■ **Given exercise**
Copy every entry exactly as given, minus the images.

■ **Dataset entries**

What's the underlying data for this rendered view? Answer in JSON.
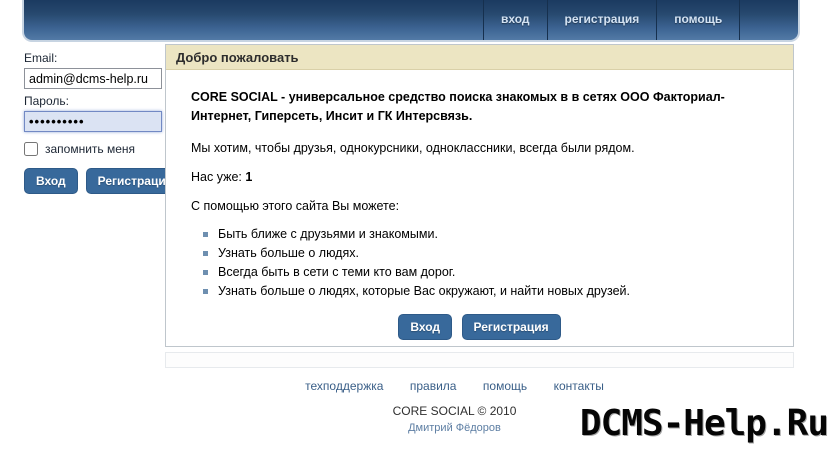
{
  "topbar": {
    "nav": [
      "вход",
      "регистрация",
      "помощь"
    ]
  },
  "login": {
    "email_label": "Email:",
    "email_value": "admin@dcms-help.ru",
    "password_label": "Пароль:",
    "password_value": "••••••••••",
    "remember_label": "запомнить меня",
    "login_button": "Вход",
    "register_button": "Регистрация"
  },
  "main": {
    "header": "Добро пожаловать",
    "intro": "CORE SOCIAL - универсальное средство поиска знакомых в в сетях ООО Факториал-Интернет, Гиперсеть, Инсит и ГК Интерсвязь.",
    "p1": "Мы хотим, чтобы друзья, однокурсники, одноклассники, всегда были рядом.",
    "count_label": "Нас уже: ",
    "count_value": "1",
    "p2": "С помощью этого сайта Вы можете:",
    "bullets": [
      "Быть ближе с друзьями и знакомыми.",
      "Узнать больше о людях.",
      "Всегда быть в сети с теми кто вам дорог.",
      "Узнать больше о людях, которые Вас окружают, и найти новых друзей."
    ],
    "login_button": "Вход",
    "register_button": "Регистрация"
  },
  "footer": {
    "links": [
      "техподдержка",
      "правила",
      "помощь",
      "контакты"
    ],
    "copyright": "CORE SOCIAL © 2010",
    "author": "Дмитрий Фёдоров"
  },
  "watermark": "DCMS-Help.Ru",
  "colors": {
    "topbar_gradient_top": "#1b3a60",
    "topbar_gradient_bottom": "#527aa6",
    "panel_header_bg": "#ece5c2",
    "button_bg": "#38699b",
    "link_blue": "#3a5f88",
    "password_field_bg": "#dbe3f3"
  }
}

■ **Written reply**
What's the underlying data for this rendered view? Answer in JSON.
{
  "topbar": {
    "nav": [
      "вход",
      "регистрация",
      "помощь"
    ]
  },
  "login": {
    "email_label": "Email:",
    "email_value": "admin@dcms-help.ru",
    "password_label": "Пароль:",
    "password_value": "••••••••••",
    "remember_label": "запомнить меня",
    "login_button": "Вход",
    "register_button": "Регистрация"
  },
  "main": {
    "header": "Добро пожаловать",
    "intro": "CORE SOCIAL - универсальное средство поиска знакомых в в сетях ООО Факториал-Интернет, Гиперсеть, Инсит и ГК Интерсвязь.",
    "p1": "Мы хотим, чтобы друзья, однокурсники, одноклассники, всегда были рядом.",
    "count_label": "Нас уже: ",
    "count_value": "1",
    "p2": "С помощью этого сайта Вы можете:",
    "bullets": [
      "Быть ближе с друзьями и знакомыми.",
      "Узнать больше о людях.",
      "Всегда быть в сети с теми кто вам дорог.",
      "Узнать больше о людях, которые Вас окружают, и найти новых друзей."
    ],
    "login_button": "Вход",
    "register_button": "Регистрация"
  },
  "footer": {
    "links": [
      "техподдержка",
      "правила",
      "помощь",
      "контакты"
    ],
    "copyright": "CORE SOCIAL © 2010",
    "author": "Дмитрий Фёдоров"
  },
  "watermark": "DCMS-Help.Ru",
  "colors": {
    "topbar_gradient_top": "#1b3a60",
    "topbar_gradient_bottom": "#527aa6",
    "panel_header_bg": "#ece5c2",
    "button_bg": "#38699b",
    "link_blue": "#3a5f88",
    "password_field_bg": "#dbe3f3"
  }
}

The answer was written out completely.